Locate every line below that contains the word "this" and copy it.
++++++++
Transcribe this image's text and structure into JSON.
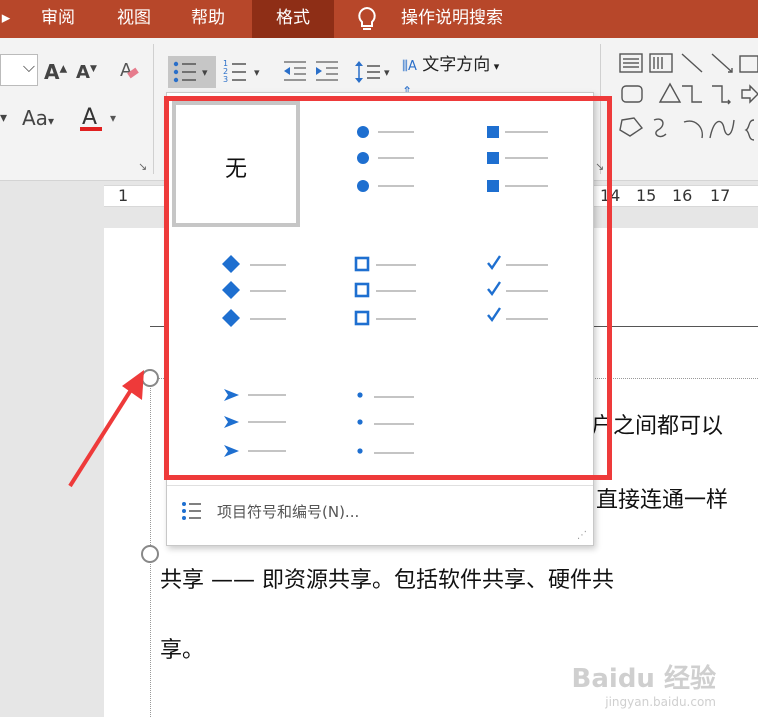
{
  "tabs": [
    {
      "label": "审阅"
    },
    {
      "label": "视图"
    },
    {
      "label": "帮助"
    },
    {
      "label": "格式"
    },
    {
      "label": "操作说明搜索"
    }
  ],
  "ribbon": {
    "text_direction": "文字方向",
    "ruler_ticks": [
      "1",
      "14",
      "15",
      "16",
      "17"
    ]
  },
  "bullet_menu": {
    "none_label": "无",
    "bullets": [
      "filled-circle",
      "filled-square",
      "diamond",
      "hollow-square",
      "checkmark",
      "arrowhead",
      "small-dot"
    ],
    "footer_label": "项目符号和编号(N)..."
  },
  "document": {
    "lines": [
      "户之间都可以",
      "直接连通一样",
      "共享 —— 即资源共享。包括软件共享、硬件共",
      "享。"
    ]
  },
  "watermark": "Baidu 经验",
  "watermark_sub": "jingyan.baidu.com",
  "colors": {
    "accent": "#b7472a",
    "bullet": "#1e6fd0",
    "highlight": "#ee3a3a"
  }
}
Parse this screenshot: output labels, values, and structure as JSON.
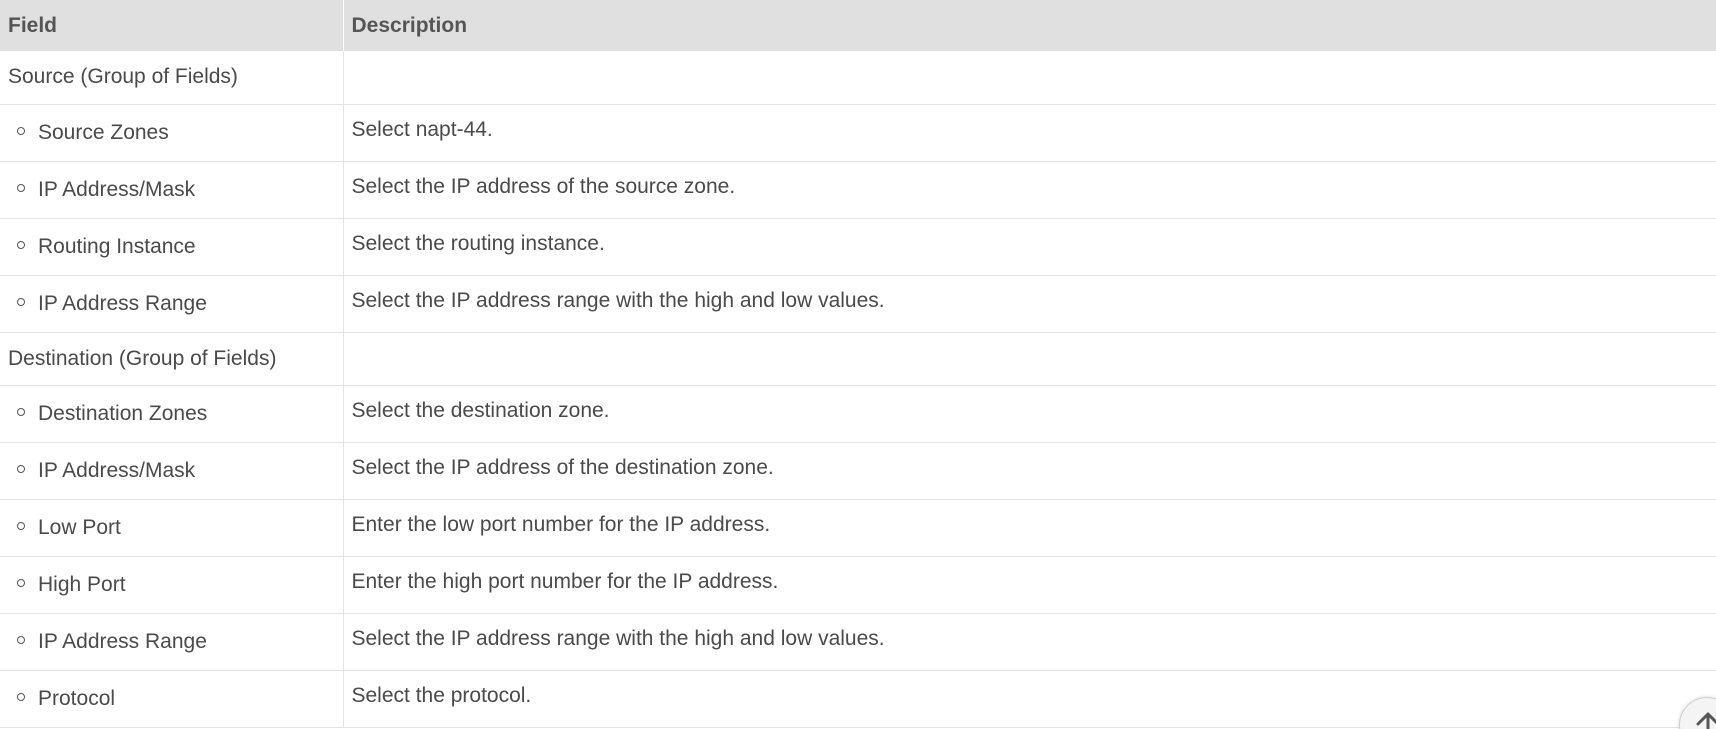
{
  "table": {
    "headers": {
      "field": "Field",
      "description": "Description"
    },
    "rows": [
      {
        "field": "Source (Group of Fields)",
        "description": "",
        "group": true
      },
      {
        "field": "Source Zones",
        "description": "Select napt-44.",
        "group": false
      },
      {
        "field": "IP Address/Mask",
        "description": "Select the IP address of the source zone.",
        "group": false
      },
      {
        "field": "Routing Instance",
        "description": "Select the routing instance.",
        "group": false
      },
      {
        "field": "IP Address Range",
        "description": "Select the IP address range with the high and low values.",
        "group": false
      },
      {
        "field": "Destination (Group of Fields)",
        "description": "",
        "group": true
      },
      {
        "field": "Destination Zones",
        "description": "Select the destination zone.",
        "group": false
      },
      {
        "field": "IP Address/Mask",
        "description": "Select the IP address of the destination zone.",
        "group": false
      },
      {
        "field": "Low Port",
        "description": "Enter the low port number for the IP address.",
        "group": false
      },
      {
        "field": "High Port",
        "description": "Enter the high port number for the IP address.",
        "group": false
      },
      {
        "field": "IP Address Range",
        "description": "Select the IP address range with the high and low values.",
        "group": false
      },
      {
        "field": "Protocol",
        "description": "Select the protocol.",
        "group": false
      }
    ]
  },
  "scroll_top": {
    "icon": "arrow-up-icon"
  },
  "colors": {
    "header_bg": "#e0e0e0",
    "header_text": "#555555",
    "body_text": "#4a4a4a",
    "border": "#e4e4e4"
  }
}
++++++++
▶ [Completed exercise]
Transcribe this image's text and structure into JSON.
Parse this screenshot: output labels, values, and structure as JSON.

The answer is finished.